__Stored items from a collection__
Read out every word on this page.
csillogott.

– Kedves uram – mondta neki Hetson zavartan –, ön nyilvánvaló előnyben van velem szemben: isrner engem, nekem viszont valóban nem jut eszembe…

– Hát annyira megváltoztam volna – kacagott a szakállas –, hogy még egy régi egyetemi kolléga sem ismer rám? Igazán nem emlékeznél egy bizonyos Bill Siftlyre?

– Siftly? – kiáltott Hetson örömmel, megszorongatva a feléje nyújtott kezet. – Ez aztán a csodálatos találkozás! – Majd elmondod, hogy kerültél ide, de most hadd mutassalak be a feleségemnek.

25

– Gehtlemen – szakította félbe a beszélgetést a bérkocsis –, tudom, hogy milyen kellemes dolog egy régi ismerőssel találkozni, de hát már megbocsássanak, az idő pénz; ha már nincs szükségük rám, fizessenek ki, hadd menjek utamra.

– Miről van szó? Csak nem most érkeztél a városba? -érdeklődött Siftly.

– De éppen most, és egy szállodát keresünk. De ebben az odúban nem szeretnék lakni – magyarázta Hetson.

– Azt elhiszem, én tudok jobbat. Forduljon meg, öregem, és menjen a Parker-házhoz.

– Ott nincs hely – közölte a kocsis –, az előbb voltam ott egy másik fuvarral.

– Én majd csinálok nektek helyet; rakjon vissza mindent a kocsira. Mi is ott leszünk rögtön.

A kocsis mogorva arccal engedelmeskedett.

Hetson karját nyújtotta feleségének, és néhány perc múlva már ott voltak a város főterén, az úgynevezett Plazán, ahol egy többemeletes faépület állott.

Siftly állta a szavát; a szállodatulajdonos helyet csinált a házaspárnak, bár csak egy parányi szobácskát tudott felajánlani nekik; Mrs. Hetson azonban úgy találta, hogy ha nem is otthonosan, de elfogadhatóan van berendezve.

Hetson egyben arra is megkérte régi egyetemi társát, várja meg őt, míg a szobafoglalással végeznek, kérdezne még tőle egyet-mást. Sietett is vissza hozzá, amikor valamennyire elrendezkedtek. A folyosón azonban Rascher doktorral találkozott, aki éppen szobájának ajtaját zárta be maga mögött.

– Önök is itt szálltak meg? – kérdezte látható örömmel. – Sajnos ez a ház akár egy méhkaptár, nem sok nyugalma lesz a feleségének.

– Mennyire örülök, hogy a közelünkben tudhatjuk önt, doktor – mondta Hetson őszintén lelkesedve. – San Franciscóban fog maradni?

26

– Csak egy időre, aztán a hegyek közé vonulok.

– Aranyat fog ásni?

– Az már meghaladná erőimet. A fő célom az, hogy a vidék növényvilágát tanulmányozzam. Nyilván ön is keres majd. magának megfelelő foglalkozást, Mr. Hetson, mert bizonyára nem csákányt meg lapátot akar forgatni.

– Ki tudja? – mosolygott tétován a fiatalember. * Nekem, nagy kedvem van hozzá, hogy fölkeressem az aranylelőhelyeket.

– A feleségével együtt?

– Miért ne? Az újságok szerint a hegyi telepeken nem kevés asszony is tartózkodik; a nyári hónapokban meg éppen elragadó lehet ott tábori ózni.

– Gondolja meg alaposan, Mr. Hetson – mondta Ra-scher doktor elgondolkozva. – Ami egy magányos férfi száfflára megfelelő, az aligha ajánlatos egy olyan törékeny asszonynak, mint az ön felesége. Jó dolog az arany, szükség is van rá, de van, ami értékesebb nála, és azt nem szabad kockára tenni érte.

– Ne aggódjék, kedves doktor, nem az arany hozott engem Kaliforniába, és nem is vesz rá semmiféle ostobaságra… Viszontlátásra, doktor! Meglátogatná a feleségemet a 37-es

---

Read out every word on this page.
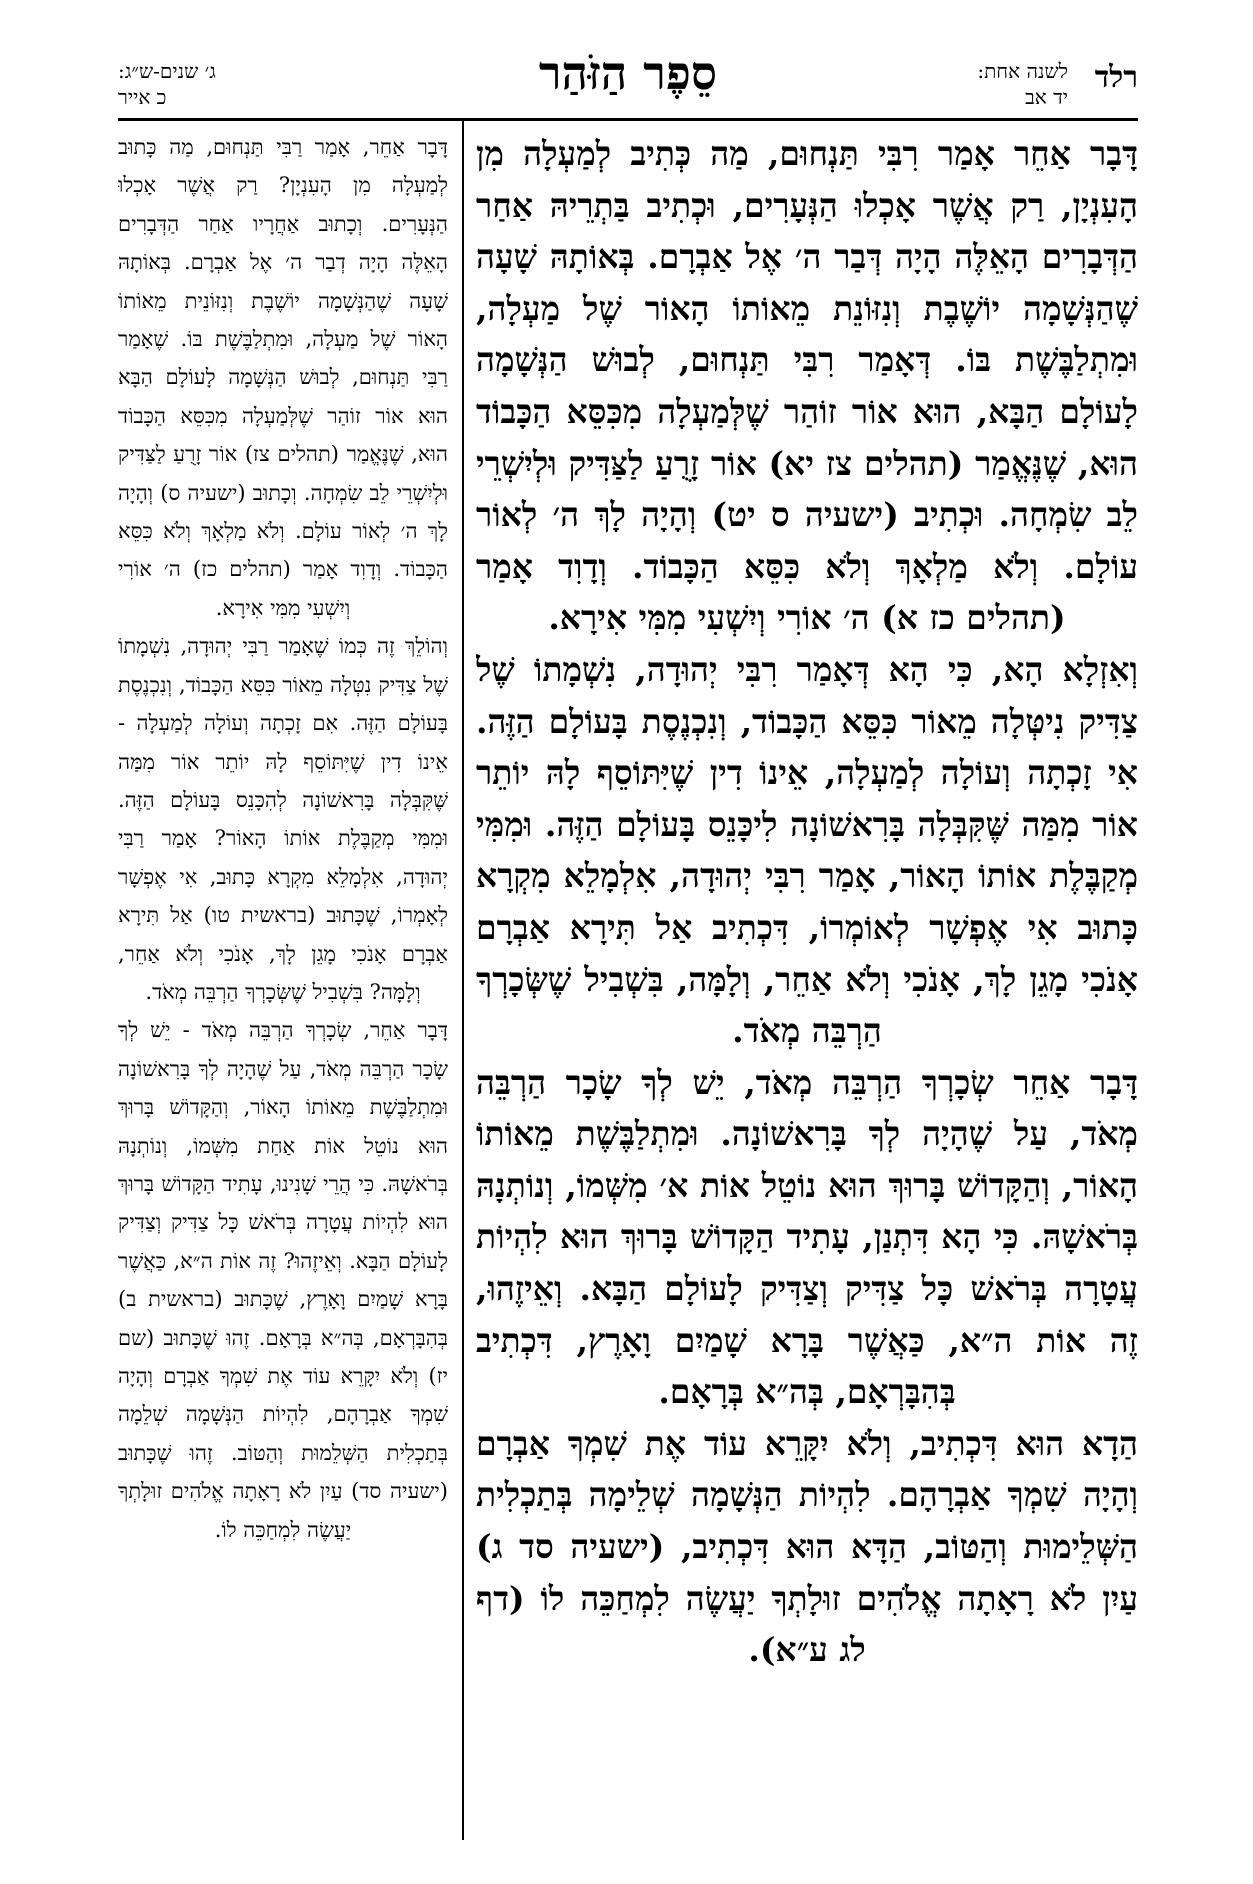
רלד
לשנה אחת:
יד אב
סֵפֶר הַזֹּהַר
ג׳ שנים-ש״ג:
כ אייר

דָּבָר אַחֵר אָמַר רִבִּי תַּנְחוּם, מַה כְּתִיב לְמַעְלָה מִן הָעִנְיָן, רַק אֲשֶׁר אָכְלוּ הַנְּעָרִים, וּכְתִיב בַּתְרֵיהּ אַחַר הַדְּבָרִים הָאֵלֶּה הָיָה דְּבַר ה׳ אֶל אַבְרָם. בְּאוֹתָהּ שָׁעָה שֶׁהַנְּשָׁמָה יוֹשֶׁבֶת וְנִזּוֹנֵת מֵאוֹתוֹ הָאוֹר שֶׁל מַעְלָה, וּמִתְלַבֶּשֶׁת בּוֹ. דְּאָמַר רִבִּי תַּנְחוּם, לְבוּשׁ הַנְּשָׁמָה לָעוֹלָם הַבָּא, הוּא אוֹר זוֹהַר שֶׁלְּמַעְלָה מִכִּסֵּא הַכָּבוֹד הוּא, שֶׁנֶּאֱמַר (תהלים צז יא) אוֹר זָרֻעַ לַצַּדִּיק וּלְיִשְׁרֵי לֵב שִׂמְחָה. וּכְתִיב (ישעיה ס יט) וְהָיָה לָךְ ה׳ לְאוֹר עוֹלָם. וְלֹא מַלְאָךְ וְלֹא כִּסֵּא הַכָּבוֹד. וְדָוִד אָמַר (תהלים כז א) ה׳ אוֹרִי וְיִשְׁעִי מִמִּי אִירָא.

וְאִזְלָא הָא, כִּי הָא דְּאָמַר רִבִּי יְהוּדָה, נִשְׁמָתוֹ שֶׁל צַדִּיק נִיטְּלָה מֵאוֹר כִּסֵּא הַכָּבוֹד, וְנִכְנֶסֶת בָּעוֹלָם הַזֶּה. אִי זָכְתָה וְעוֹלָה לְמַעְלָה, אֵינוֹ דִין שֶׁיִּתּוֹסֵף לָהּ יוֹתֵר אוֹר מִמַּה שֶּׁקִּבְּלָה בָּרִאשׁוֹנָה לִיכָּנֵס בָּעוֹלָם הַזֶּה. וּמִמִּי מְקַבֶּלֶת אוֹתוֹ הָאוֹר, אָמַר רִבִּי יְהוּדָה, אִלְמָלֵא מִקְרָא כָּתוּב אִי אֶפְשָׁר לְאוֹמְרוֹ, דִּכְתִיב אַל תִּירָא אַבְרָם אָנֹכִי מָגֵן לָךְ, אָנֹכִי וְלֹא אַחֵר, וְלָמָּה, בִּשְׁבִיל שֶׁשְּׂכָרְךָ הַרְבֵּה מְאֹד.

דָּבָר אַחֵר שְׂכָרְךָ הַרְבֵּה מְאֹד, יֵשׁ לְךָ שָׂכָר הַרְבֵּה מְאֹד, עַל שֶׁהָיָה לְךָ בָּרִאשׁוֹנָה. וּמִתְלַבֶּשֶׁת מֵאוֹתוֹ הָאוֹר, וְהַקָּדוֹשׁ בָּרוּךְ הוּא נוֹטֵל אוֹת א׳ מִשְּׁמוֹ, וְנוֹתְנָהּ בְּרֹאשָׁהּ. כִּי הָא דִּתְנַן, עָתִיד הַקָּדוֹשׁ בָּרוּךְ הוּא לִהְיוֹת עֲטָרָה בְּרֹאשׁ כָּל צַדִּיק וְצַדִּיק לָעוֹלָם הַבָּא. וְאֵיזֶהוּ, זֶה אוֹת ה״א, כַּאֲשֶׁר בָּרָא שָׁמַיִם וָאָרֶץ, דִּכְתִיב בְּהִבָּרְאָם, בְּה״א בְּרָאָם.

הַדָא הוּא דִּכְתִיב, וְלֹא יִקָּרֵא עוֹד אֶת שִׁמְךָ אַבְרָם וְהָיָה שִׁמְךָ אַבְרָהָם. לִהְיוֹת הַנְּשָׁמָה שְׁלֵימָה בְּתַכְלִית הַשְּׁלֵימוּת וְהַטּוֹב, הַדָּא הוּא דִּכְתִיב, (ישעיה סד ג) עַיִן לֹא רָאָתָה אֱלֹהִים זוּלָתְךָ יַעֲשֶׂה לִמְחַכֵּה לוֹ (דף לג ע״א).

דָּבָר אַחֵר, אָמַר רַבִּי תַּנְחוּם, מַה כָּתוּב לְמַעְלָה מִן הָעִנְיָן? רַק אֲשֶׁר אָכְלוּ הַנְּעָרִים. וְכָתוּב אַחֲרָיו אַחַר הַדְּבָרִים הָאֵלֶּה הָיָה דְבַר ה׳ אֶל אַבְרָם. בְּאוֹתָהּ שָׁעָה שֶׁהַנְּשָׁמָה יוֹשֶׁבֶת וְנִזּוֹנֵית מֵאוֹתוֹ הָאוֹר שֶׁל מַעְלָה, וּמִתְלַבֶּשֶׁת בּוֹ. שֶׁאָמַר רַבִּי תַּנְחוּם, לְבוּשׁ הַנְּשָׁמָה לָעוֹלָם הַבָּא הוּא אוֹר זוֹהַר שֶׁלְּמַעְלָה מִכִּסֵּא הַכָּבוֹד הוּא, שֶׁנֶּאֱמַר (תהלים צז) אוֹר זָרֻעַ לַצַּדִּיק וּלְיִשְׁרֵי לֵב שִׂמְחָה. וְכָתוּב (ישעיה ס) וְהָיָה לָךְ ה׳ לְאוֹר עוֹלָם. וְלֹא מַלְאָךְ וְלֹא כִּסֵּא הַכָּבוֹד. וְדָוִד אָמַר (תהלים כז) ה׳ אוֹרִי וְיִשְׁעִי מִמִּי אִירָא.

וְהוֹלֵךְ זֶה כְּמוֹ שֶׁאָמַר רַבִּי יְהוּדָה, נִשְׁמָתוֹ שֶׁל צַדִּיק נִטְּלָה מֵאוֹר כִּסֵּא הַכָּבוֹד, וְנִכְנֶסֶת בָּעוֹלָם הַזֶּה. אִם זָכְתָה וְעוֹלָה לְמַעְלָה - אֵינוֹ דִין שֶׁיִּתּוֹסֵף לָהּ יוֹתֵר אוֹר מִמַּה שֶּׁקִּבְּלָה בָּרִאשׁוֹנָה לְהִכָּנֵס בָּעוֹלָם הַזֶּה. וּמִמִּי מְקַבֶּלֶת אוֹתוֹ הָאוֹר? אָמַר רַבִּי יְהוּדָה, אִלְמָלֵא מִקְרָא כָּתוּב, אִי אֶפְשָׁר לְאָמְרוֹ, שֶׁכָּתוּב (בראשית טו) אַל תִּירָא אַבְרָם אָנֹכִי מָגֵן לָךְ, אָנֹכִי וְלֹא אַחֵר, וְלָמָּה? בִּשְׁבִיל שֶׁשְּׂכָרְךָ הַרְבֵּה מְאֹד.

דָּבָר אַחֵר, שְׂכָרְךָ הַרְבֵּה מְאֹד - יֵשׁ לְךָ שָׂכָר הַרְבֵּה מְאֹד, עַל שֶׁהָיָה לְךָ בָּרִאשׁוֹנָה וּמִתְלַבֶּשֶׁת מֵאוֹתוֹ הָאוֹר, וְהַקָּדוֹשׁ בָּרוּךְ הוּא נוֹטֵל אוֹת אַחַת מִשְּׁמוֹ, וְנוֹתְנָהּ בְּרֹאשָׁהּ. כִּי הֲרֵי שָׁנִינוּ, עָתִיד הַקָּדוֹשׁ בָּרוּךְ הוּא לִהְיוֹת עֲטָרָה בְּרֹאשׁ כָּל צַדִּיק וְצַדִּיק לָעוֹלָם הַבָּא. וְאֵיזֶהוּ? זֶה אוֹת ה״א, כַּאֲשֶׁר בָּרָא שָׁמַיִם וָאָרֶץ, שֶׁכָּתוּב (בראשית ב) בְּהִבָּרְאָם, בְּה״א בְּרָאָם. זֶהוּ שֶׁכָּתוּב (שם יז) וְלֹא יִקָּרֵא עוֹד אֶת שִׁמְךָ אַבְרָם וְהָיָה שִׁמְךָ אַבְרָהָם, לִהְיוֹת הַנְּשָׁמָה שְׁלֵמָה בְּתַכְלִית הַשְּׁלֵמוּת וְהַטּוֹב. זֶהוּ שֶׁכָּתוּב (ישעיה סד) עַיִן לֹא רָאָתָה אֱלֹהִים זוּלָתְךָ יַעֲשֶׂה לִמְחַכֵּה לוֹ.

__Description of the task__
Check each line of these records for the string "örömmel" and state only how many lines have it.

__Expected answer__
2